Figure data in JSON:
•••

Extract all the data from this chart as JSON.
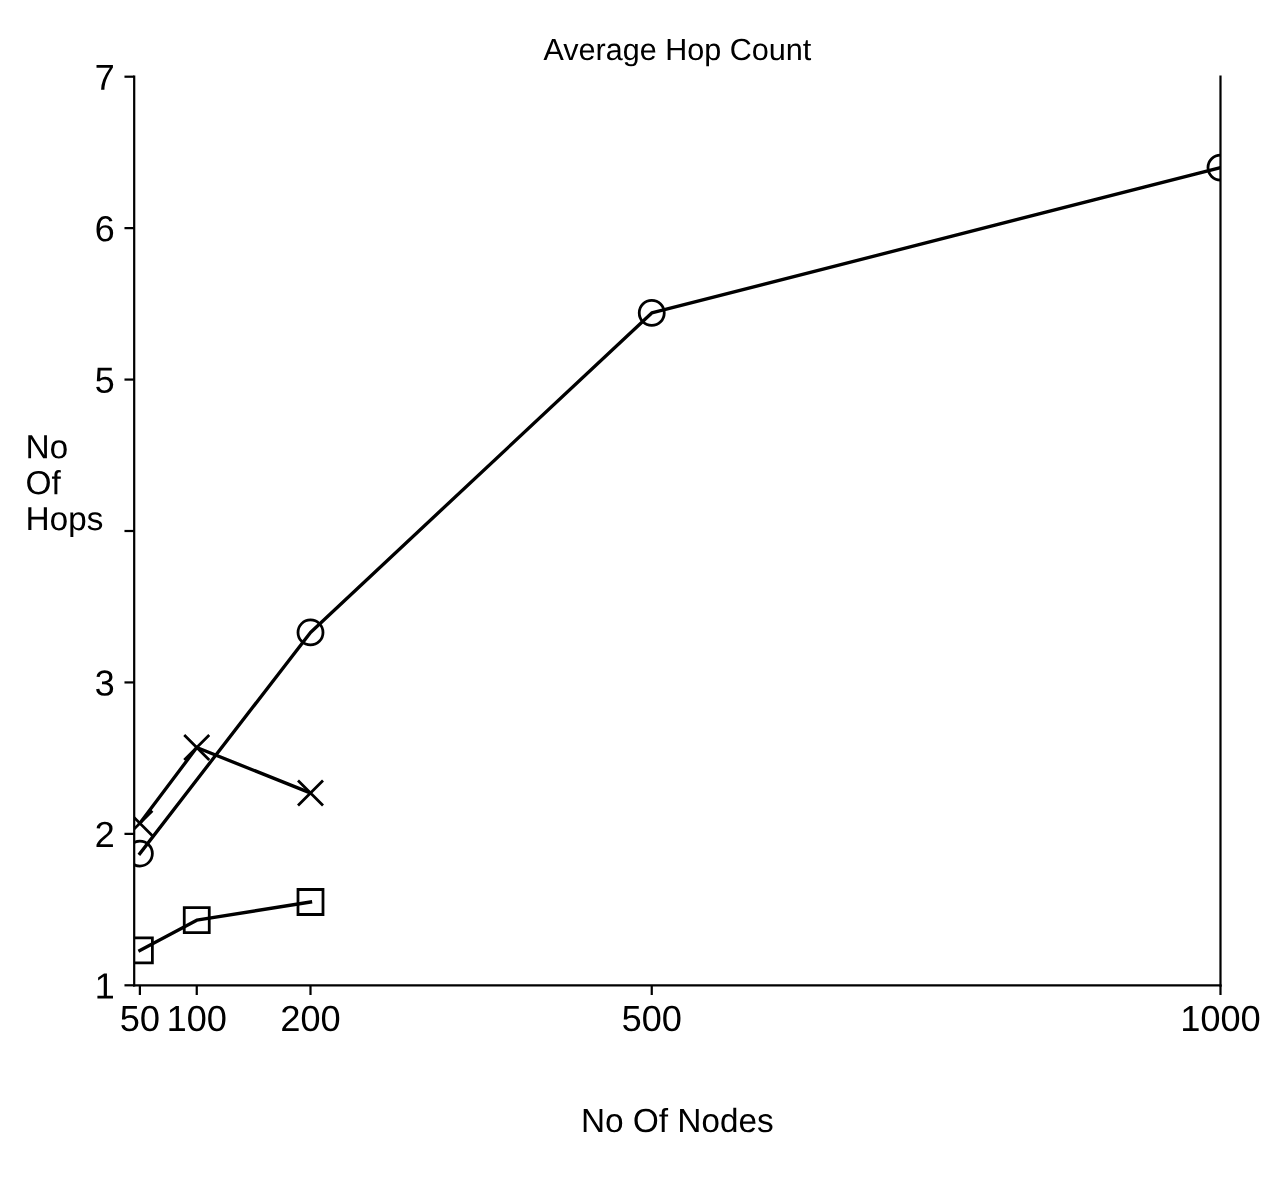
{
  "chart_data": {
    "type": "line",
    "title": "Average Hop Count",
    "xlabel": "No Of Nodes",
    "ylabel": "No\nOf\nHops",
    "xlim": [
      45,
      1000
    ],
    "xticks": [
      50,
      100,
      200,
      500,
      1000
    ],
    "ylim": [
      1,
      7
    ],
    "yticks": [
      1,
      2,
      3,
      {
        "value": 4,
        "label": null
      },
      5,
      6,
      7
    ],
    "grid": false,
    "legend": false,
    "line_style": "solid",
    "series": [
      {
        "color": "#000000",
        "marker": "circle",
        "x": [
          50,
          200,
          500,
          1000
        ],
        "values": [
          1.87,
          3.33,
          5.44,
          6.4
        ]
      },
      {
        "color": "#000000",
        "marker": "cross",
        "x": [
          50,
          100,
          200
        ],
        "values": [
          2.07,
          2.57,
          2.27
        ]
      },
      {
        "color": "#000000",
        "marker": "square",
        "x": [
          50,
          100,
          200
        ],
        "values": [
          1.23,
          1.43,
          1.55
        ]
      }
    ]
  }
}
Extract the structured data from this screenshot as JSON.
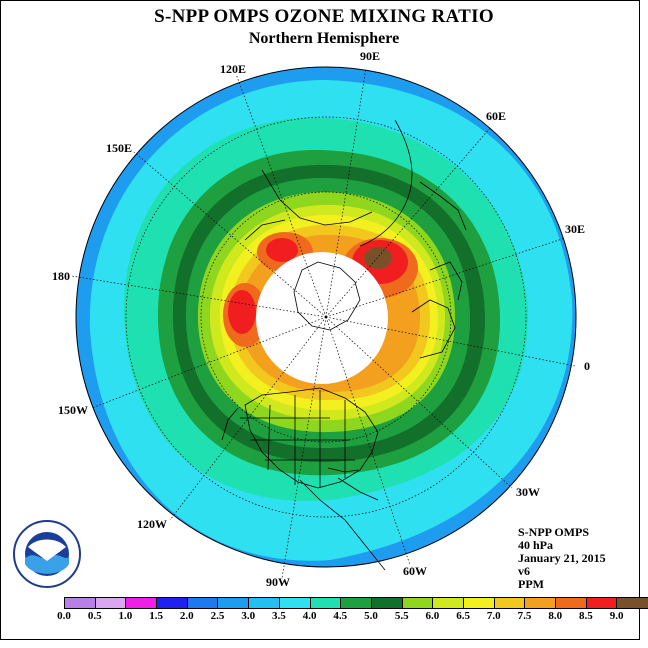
{
  "title": "S-NPP OMPS OZONE MIXING RATIO",
  "subtitle": "Northern Hemisphere",
  "longitude_labels": [
    "90E",
    "60E",
    "30E",
    "0",
    "30W",
    "60W",
    "90W",
    "120W",
    "150W",
    "180",
    "150E",
    "120E"
  ],
  "info": {
    "instrument": "S-NPP OMPS",
    "level": "40 hPa",
    "date": "January 21, 2015",
    "version": "v6",
    "units": "PPM"
  },
  "colorbar": {
    "ticks": [
      "0.0",
      "0.5",
      "1.0",
      "1.5",
      "2.0",
      "2.5",
      "3.0",
      "3.5",
      "4.0",
      "4.5",
      "5.0",
      "5.5",
      "6.0",
      "6.5",
      "7.0",
      "7.5",
      "8.0",
      "8.5",
      "9.0"
    ],
    "colors": [
      "#b87fe6",
      "#d9a6ef",
      "#f01fe8",
      "#2020f0",
      "#1e78ee",
      "#1e9cf0",
      "#22bff0",
      "#2fe0f0",
      "#1fe0b0",
      "#1ea040",
      "#12702a",
      "#8fd61e",
      "#d0e81e",
      "#f2f01e",
      "#f2c81e",
      "#f2a01e",
      "#f06a1e",
      "#f01e1e",
      "#7a5028"
    ]
  },
  "logo_text": "NOAA"
}
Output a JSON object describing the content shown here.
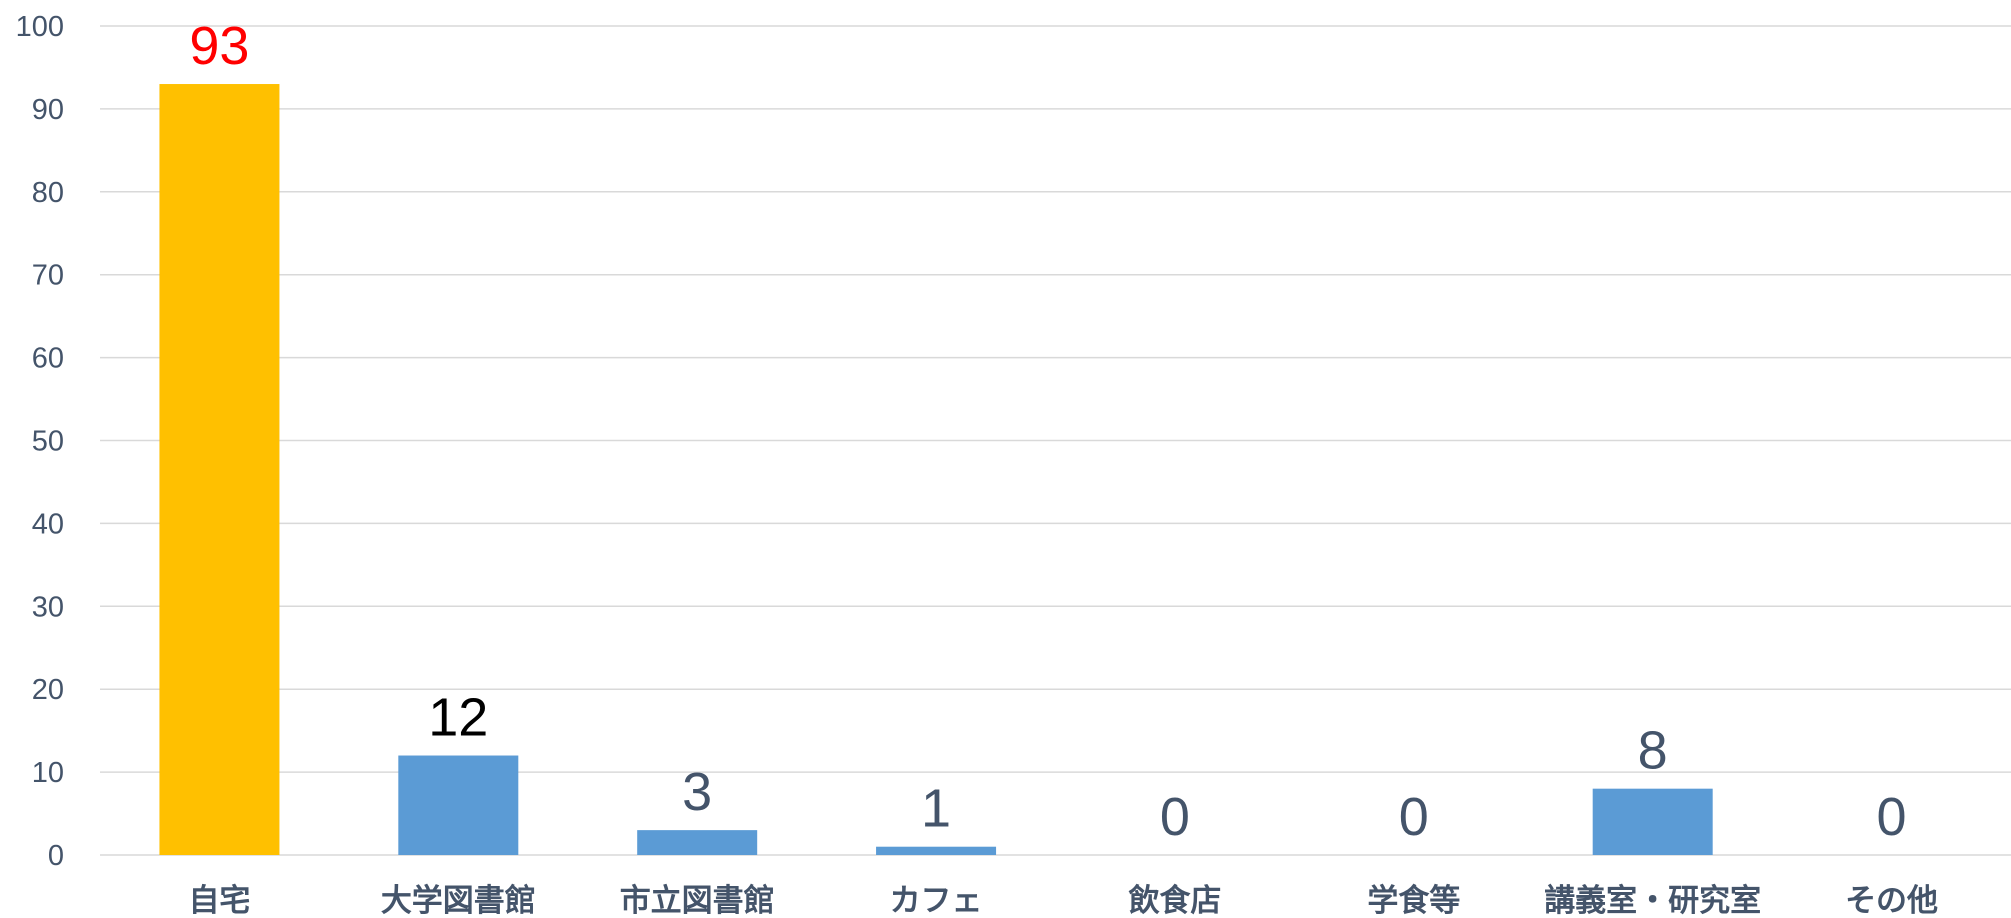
{
  "chart_data": {
    "type": "bar",
    "categories": [
      "自宅",
      "大学図書館",
      "市立図書館",
      "カフェ",
      "飲食店",
      "学食等",
      "講義室・研究室",
      "その他"
    ],
    "values": [
      93,
      12,
      3,
      1,
      0,
      0,
      8,
      0
    ],
    "ylim": [
      0,
      100
    ],
    "yticks": [
      0,
      10,
      20,
      30,
      40,
      50,
      60,
      70,
      80,
      90,
      100
    ],
    "grid": true,
    "legend": "none",
    "colors": {
      "default_bar": "#5b9bd5",
      "highlight_bar": "#ffc000",
      "highlight_label": "#ff0000",
      "second_label": "#000000",
      "default_label": "#44546a",
      "axis_text": "#44546a",
      "grid": "#d9d9d9"
    },
    "bar_colors": [
      "#ffc000",
      "#5b9bd5",
      "#5b9bd5",
      "#5b9bd5",
      "#5b9bd5",
      "#5b9bd5",
      "#5b9bd5",
      "#5b9bd5"
    ],
    "label_colors": [
      "#ff0000",
      "#000000",
      "#44546a",
      "#44546a",
      "#44546a",
      "#44546a",
      "#44546a",
      "#44546a"
    ]
  }
}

•••

WHAT IS EXPECTED: Verbatim reproduction of every record is required; images are left out.

EXPECTED ANSWER:
Extract all the data from this chart as JSON.
{
  "chart_data": {
    "type": "line",
    "title": "Average Hop Count",
    "xlabel": "No Of Nodes",
    "ylabel": "No\nOf\nHops",
    "xlim": [
      45,
      1000
    ],
    "xticks": [
      50,
      100,
      200,
      500,
      1000
    ],
    "ylim": [
      1,
      7
    ],
    "yticks": [
      1,
      2,
      3,
      {
        "value": 4,
        "label": null
      },
      5,
      6,
      7
    ],
    "grid": false,
    "legend": false,
    "line_style": "solid",
    "series": [
      {
        "color": "#000000",
        "marker": "circle",
        "x": [
          50,
          200,
          500,
          1000
        ],
        "values": [
          1.87,
          3.33,
          5.44,
          6.4
        ]
      },
      {
        "color": "#000000",
        "marker": "cross",
        "x": [
          50,
          100,
          200
        ],
        "values": [
          2.07,
          2.57,
          2.27
        ]
      },
      {
        "color": "#000000",
        "marker": "square",
        "x": [
          50,
          100,
          200
        ],
        "values": [
          1.23,
          1.43,
          1.55
        ]
      }
    ]
  }
}
Extract the structured data from this screenshot as JSON.
{
  "title": "S-NPP OMPS OZONE MIXING RATIO",
  "subtitle": "Northern Hemisphere",
  "longitude_labels": [
    "90E",
    "60E",
    "30E",
    "0",
    "30W",
    "60W",
    "90W",
    "120W",
    "150W",
    "180",
    "150E",
    "120E"
  ],
  "info": {
    "instrument": "S-NPP OMPS",
    "level": "40 hPa",
    "date": "January 21, 2015",
    "version": "v6",
    "units": "PPM"
  },
  "colorbar": {
    "ticks": [
      "0.0",
      "0.5",
      "1.0",
      "1.5",
      "2.0",
      "2.5",
      "3.0",
      "3.5",
      "4.0",
      "4.5",
      "5.0",
      "5.5",
      "6.0",
      "6.5",
      "7.0",
      "7.5",
      "8.0",
      "8.5",
      "9.0"
    ],
    "colors": [
      "#b87fe6",
      "#d9a6ef",
      "#f01fe8",
      "#2020f0",
      "#1e78ee",
      "#1e9cf0",
      "#22bff0",
      "#2fe0f0",
      "#1fe0b0",
      "#1ea040",
      "#12702a",
      "#8fd61e",
      "#d0e81e",
      "#f2f01e",
      "#f2c81e",
      "#f2a01e",
      "#f06a1e",
      "#f01e1e",
      "#7a5028"
    ]
  },
  "logo_text": "NOAA"
}
Output a JSON object describing the content shown here.
{
  "chart_data": {
    "type": "bar",
    "categories": [
      "自宅",
      "大学図書館",
      "市立図書館",
      "カフェ",
      "飲食店",
      "学食等",
      "講義室・研究室",
      "その他"
    ],
    "values": [
      93,
      12,
      3,
      1,
      0,
      0,
      8,
      0
    ],
    "ylim": [
      0,
      100
    ],
    "yticks": [
      0,
      10,
      20,
      30,
      40,
      50,
      60,
      70,
      80,
      90,
      100
    ],
    "grid": true,
    "legend": "none",
    "colors": {
      "default_bar": "#5b9bd5",
      "highlight_bar": "#ffc000",
      "highlight_label": "#ff0000",
      "second_label": "#000000",
      "default_label": "#44546a",
      "axis_text": "#44546a",
      "grid": "#d9d9d9"
    },
    "bar_colors": [
      "#ffc000",
      "#5b9bd5",
      "#5b9bd5",
      "#5b9bd5",
      "#5b9bd5",
      "#5b9bd5",
      "#5b9bd5",
      "#5b9bd5"
    ],
    "label_colors": [
      "#ff0000",
      "#000000",
      "#44546a",
      "#44546a",
      "#44546a",
      "#44546a",
      "#44546a",
      "#44546a"
    ]
  }
}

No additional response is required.